-- Start of Rows --

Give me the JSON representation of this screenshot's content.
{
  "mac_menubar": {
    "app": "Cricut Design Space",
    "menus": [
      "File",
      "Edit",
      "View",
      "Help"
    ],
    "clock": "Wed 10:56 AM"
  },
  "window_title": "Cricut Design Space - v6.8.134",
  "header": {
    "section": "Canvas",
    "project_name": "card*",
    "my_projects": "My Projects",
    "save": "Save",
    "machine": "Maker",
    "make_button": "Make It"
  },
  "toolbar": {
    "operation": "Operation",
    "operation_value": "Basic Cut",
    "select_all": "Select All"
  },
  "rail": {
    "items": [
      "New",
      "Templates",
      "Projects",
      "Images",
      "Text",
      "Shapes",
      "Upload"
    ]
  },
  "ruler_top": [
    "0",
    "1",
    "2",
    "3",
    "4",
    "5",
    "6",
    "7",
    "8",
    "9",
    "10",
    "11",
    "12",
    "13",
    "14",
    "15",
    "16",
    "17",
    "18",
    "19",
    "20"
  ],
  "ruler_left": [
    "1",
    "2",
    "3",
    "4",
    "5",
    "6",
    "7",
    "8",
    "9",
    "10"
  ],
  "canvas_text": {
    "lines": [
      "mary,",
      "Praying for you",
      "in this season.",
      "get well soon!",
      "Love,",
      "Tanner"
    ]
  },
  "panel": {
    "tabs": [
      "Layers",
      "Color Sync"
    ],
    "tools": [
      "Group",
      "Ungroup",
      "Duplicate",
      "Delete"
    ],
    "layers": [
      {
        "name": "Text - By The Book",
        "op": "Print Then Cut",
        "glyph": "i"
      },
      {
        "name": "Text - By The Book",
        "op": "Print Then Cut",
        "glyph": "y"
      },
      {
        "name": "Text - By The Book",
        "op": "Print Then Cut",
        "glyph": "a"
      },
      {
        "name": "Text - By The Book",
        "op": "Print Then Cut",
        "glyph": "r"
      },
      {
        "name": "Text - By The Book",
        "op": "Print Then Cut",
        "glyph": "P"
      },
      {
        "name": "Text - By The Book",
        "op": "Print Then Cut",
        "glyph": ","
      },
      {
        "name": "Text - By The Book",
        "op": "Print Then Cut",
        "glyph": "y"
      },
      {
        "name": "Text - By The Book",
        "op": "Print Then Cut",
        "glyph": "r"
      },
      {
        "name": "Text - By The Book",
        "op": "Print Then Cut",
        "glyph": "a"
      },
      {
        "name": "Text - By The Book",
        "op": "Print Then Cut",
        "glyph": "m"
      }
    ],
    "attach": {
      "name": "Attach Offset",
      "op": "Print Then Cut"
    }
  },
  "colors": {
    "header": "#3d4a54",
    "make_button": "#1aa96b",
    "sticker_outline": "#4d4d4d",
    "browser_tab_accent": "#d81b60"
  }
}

-- End of Rows --

Task statement – All of the records must be retyped exactly as they are.

Task solution –
Give me the JSON representation of this screenshot's content.
{
  "mac_menubar": {
    "app": "Cricut Design Space",
    "menus": [
      "File",
      "Edit",
      "View",
      "Help"
    ],
    "clock": "Wed 10:56 AM"
  },
  "window_title": "Cricut Design Space - v6.8.134",
  "header": {
    "section": "Canvas",
    "project_name": "card*",
    "my_projects": "My Projects",
    "save": "Save",
    "machine": "Maker",
    "make_button": "Make It"
  },
  "toolbar": {
    "operation": "Operation",
    "operation_value": "Basic Cut",
    "select_all": "Select All"
  },
  "rail": {
    "items": [
      "New",
      "Templates",
      "Projects",
      "Images",
      "Text",
      "Shapes",
      "Upload"
    ]
  },
  "ruler_top": [
    "0",
    "1",
    "2",
    "3",
    "4",
    "5",
    "6",
    "7",
    "8",
    "9",
    "10",
    "11",
    "12",
    "13",
    "14",
    "15",
    "16",
    "17",
    "18",
    "19",
    "20"
  ],
  "ruler_left": [
    "1",
    "2",
    "3",
    "4",
    "5",
    "6",
    "7",
    "8",
    "9",
    "10"
  ],
  "canvas_text": {
    "lines": [
      "mary,",
      "Praying for you",
      "in this season.",
      "get well soon!",
      "Love,",
      "Tanner"
    ]
  },
  "panel": {
    "tabs": [
      "Layers",
      "Color Sync"
    ],
    "tools": [
      "Group",
      "Ungroup",
      "Duplicate",
      "Delete"
    ],
    "layers": [
      {
        "name": "Text - By The Book",
        "op": "Print Then Cut",
        "glyph": "i"
      },
      {
        "name": "Text - By The Book",
        "op": "Print Then Cut",
        "glyph": "y"
      },
      {
        "name": "Text - By The Book",
        "op": "Print Then Cut",
        "glyph": "a"
      },
      {
        "name": "Text - By The Book",
        "op": "Print Then Cut",
        "glyph": "r"
      },
      {
        "name": "Text - By The Book",
        "op": "Print Then Cut",
        "glyph": "P"
      },
      {
        "name": "Text - By The Book",
        "op": "Print Then Cut",
        "glyph": ","
      },
      {
        "name": "Text - By The Book",
        "op": "Print Then Cut",
        "glyph": "y"
      },
      {
        "name": "Text - By The Book",
        "op": "Print Then Cut",
        "glyph": "r"
      },
      {
        "name": "Text - By The Book",
        "op": "Print Then Cut",
        "glyph": "a"
      },
      {
        "name": "Text - By The Book",
        "op": "Print Then Cut",
        "glyph": "m"
      }
    ],
    "attach": {
      "name": "Attach Offset",
      "op": "Print Then Cut"
    }
  },
  "colors": {
    "header": "#3d4a54",
    "make_button": "#1aa96b",
    "sticker_outline": "#4d4d4d",
    "browser_tab_accent": "#d81b60"
  }
}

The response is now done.